— start Page text —
Erwin Huber (born 26 July 1946) is a German politician. He was chairman of the Christian Social Union of Bavaria from 2007 to 2008.

Early life
Erwin Huber was born in Reisbach in the district of Dingolfing-Landau, Bavaria. He attended elementary school in Reisbach and a secondary modern in Dingolfing. His first professional job was at the Bavarian administration of the finances in 1963. After several jobs in the financial sector, he entered the Bavarian State Ministry of Finance in 1970. During this period he studied Economics at the University of Munich.

Political career
Huber was elected to the Landtag of Bavaria in 1978 and from 1988 to 1994 was Secretary-General of the Christian Social Union. He entered the Bavarian state government in 1994 and has served as Director of the Bavarian State Chancellery (1993–1994 and 1998–2005), Minister of State for Finance (1994–1998) and Minister of State for Federal Matters and Administrative Reform (2003–2005). In 2005, he was appointed as Bavarian Minister of State for Economics, Transport and Technology, a post he held until 2007 when he was once again appointed Minister of State for Finances.
— end Page text —
Summarize the text about Erwin Huber in two sentences. The data that follows is separate material and has no connection to the text about Erwin Huber.
— start Given data —
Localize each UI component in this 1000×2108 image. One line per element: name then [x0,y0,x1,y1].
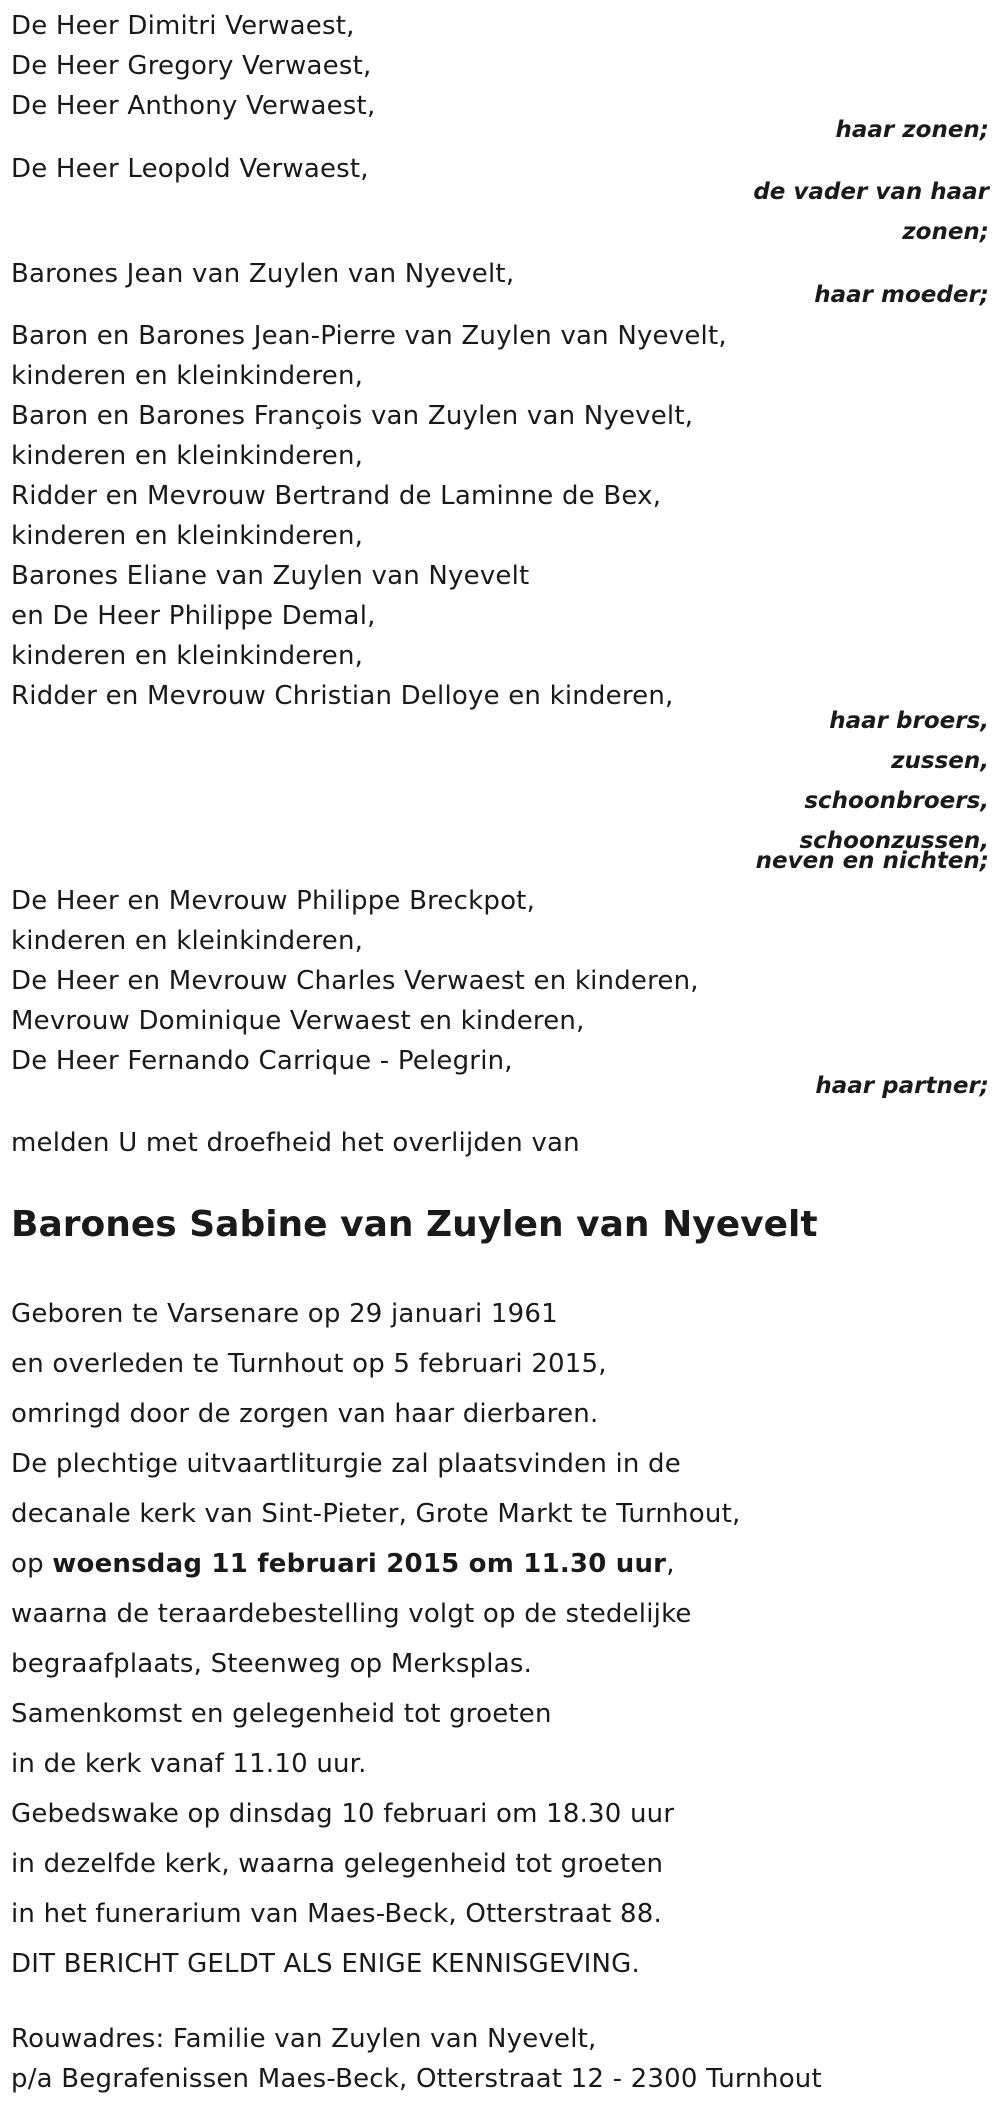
— end Given data —
§ **The output**
Erwin Huber, born 26 July 1946 in Reisbach, Bavaria, is a German politician who began his career in the Bavarian finance administration in 1963 and studied Economics at the University of Munich. Elected to the Landtag of Bavaria in 1978, he was Secretary-General of the Christian Social Union from 1988 to 1994, held several state ministerial posts including Finance and Economics, Transport and Technology, and chaired the party from 2007 to 2008.